§ **INSTRUCTIONS FOR THE TASK**
Go through the data below and copy it exactly, skipping every picture.

## START

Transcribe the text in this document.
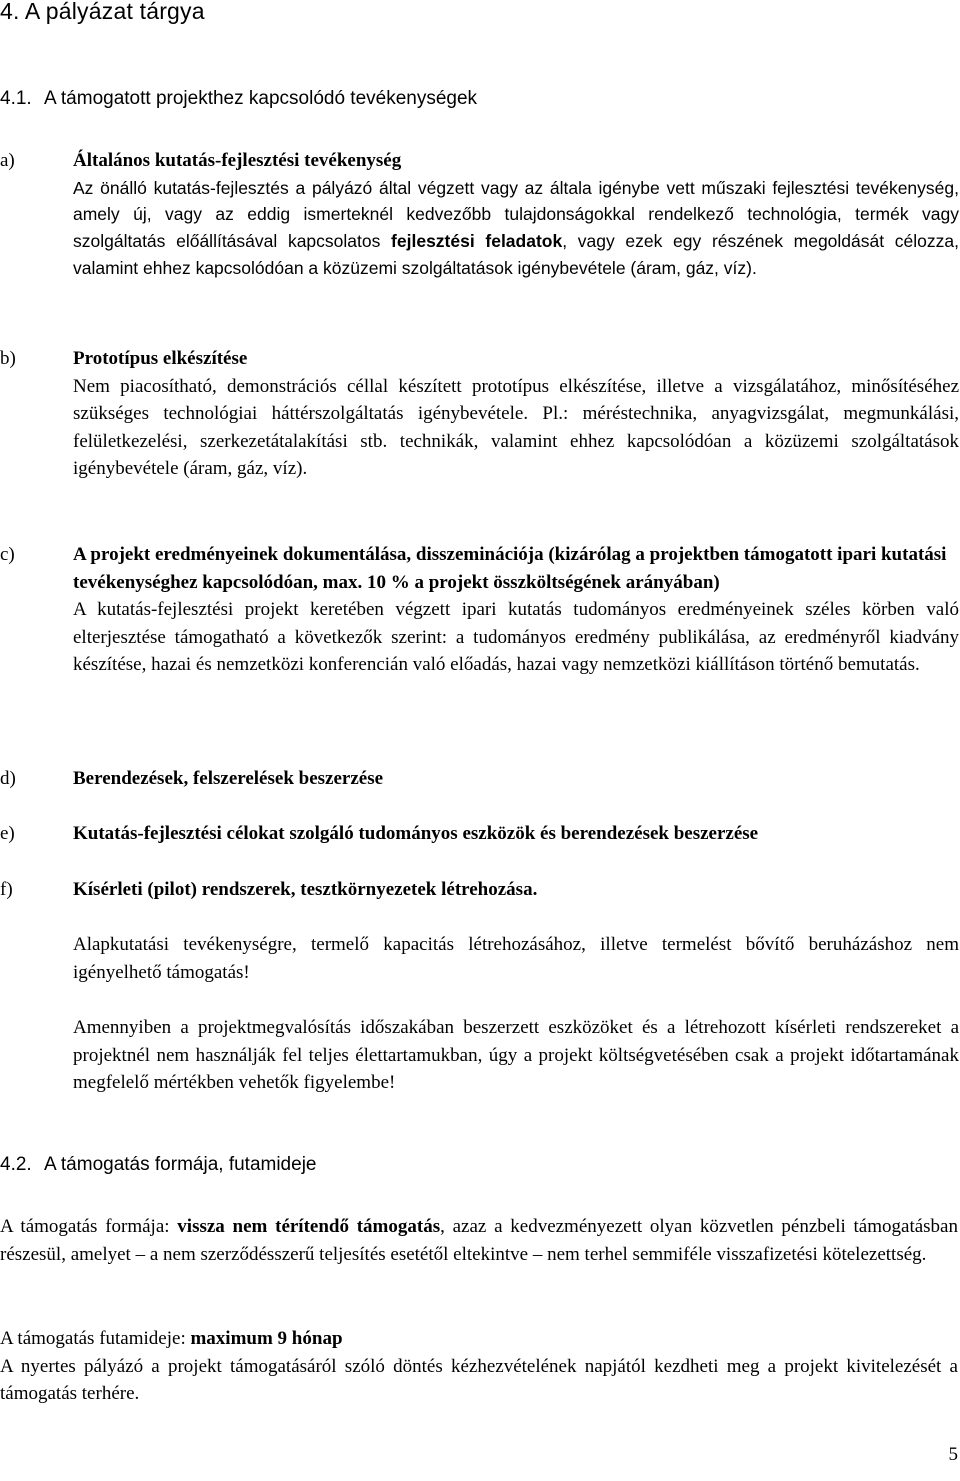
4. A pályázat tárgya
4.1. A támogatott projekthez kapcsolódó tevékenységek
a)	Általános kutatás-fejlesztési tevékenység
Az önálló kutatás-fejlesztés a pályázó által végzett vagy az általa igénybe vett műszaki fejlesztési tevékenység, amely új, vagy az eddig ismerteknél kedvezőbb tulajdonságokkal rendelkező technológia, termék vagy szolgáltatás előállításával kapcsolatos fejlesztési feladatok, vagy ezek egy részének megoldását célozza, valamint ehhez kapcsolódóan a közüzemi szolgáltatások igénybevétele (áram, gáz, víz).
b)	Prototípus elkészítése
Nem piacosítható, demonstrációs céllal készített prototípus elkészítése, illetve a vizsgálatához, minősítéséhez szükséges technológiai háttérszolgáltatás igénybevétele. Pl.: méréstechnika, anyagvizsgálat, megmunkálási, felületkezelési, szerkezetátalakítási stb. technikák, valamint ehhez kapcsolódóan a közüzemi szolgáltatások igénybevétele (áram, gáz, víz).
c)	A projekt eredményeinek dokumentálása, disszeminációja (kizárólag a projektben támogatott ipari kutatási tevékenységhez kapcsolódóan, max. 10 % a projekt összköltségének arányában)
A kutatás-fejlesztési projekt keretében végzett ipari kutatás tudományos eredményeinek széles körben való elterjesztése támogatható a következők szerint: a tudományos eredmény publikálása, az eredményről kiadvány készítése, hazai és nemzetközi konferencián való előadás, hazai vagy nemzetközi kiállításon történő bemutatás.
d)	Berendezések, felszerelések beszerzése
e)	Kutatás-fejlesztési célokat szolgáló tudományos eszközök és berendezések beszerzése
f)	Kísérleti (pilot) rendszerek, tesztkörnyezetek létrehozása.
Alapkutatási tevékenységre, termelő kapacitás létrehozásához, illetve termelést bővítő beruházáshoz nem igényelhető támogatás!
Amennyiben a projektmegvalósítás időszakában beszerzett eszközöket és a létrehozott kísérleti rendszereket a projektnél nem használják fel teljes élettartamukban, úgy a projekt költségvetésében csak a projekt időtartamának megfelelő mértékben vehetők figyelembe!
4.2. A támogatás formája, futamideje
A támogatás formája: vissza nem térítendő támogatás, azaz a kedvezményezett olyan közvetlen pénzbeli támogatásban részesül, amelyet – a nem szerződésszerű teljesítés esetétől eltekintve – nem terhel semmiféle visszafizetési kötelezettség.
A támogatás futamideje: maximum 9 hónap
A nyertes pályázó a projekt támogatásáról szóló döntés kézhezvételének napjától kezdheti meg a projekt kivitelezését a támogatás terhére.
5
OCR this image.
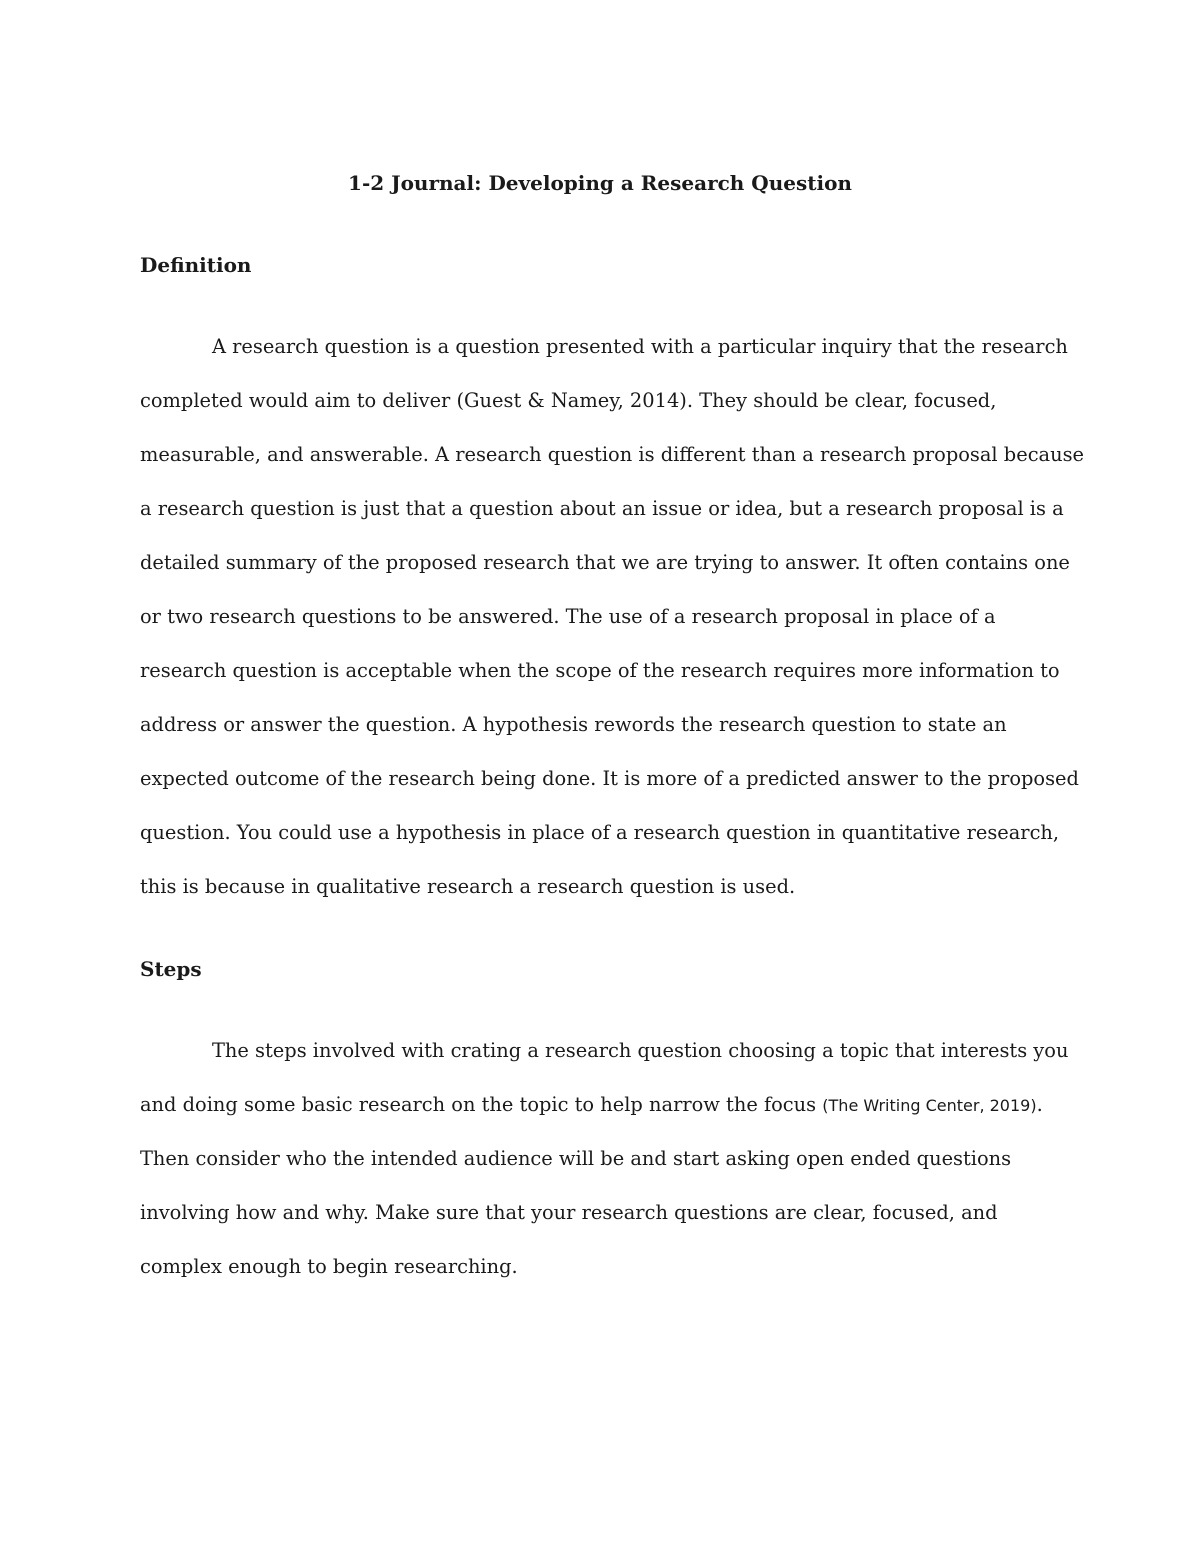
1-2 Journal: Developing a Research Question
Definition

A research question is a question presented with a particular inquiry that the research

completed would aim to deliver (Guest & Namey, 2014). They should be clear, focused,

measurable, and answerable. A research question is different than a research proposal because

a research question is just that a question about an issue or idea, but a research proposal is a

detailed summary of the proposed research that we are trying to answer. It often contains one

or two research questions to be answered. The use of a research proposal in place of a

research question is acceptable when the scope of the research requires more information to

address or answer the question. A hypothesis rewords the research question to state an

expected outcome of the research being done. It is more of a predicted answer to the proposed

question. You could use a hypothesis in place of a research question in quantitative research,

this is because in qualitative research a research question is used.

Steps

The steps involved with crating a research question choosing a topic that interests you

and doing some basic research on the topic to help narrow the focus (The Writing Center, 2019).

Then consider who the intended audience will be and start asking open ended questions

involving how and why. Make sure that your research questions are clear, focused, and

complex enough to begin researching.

## END

§ **COMPLETE RESPONSE**
Transcribe the text in this document.
4. A pályázat tárgya
4.1. A támogatott projekthez kapcsolódó tevékenységek
a)	Általános kutatás-fejlesztési tevékenység
Az önálló kutatás-fejlesztés a pályázó által végzett vagy az általa igénybe vett műszaki fejlesztési tevékenység, amely új, vagy az eddig ismerteknél kedvezőbb tulajdonságokkal rendelkező technológia, termék vagy szolgáltatás előállításával kapcsolatos fejlesztési feladatok, vagy ezek egy részének megoldását célozza, valamint ehhez kapcsolódóan a közüzemi szolgáltatások igénybevétele (áram, gáz, víz).
b)	Prototípus elkészítése
Nem piacosítható, demonstrációs céllal készített prototípus elkészítése, illetve a vizsgálatához, minősítéséhez szükséges technológiai háttérszolgáltatás igénybevétele. Pl.: méréstechnika, anyagvizsgálat, megmunkálási, felületkezelési, szerkezetátalakítási stb. technikák, valamint ehhez kapcsolódóan a közüzemi szolgáltatások igénybevétele (áram, gáz, víz).
c)	A projekt eredményeinek dokumentálása, disszeminációja (kizárólag a projektben támogatott ipari kutatási tevékenységhez kapcsolódóan, max. 10 % a projekt összköltségének arányában)
A kutatás-fejlesztési projekt keretében végzett ipari kutatás tudományos eredményeinek széles körben való elterjesztése támogatható a következők szerint: a tudományos eredmény publikálása, az eredményről kiadvány készítése, hazai és nemzetközi konferencián való előadás, hazai vagy nemzetközi kiállításon történő bemutatás.
d)	Berendezések, felszerelések beszerzése
e)	Kutatás-fejlesztési célokat szolgáló tudományos eszközök és berendezések beszerzése
f)	Kísérleti (pilot) rendszerek, tesztkörnyezetek létrehozása.
Alapkutatási tevékenységre, termelő kapacitás létrehozásához, illetve termelést bővítő beruházáshoz nem igényelhető támogatás!
Amennyiben a projektmegvalósítás időszakában beszerzett eszközöket és a létrehozott kísérleti rendszereket a projektnél nem használják fel teljes élettartamukban, úgy a projekt költségvetésében csak a projekt időtartamának megfelelő mértékben vehetők figyelembe!
4.2. A támogatás formája, futamideje
A támogatás formája: vissza nem térítendő támogatás, azaz a kedvezményezett olyan közvetlen pénzbeli támogatásban részesül, amelyet – a nem szerződésszerű teljesítés esetétől eltekintve – nem terhel semmiféle visszafizetési kötelezettség.
A támogatás futamideje: maximum 9 hónap
A nyertes pályázó a projekt támogatásáról szóló döntés kézhezvételének napjától kezdheti meg a projekt kivitelezését a támogatás terhére.
5
OCR this image.
1-2 Journal: Developing a Research Question
Definition

A research question is a question presented with a particular inquiry that the research

completed would aim to deliver (Guest & Namey, 2014). They should be clear, focused,

measurable, and answerable. A research question is different than a research proposal because

a research question is just that a question about an issue or idea, but a research proposal is a

detailed summary of the proposed research that we are trying to answer. It often contains one

or two research questions to be answered. The use of a research proposal in place of a

research question is acceptable when the scope of the research requires more information to

address or answer the question. A hypothesis rewords the research question to state an

expected outcome of the research being done. It is more of a predicted answer to the proposed

question. You could use a hypothesis in place of a research question in quantitative research,

this is because in qualitative research a research question is used.

Steps

The steps involved with crating a research question choosing a topic that interests you

and doing some basic research on the topic to help narrow the focus (The Writing Center, 2019).

Then consider who the intended audience will be and start asking open ended questions

involving how and why. Make sure that your research questions are clear, focused, and

complex enough to begin researching.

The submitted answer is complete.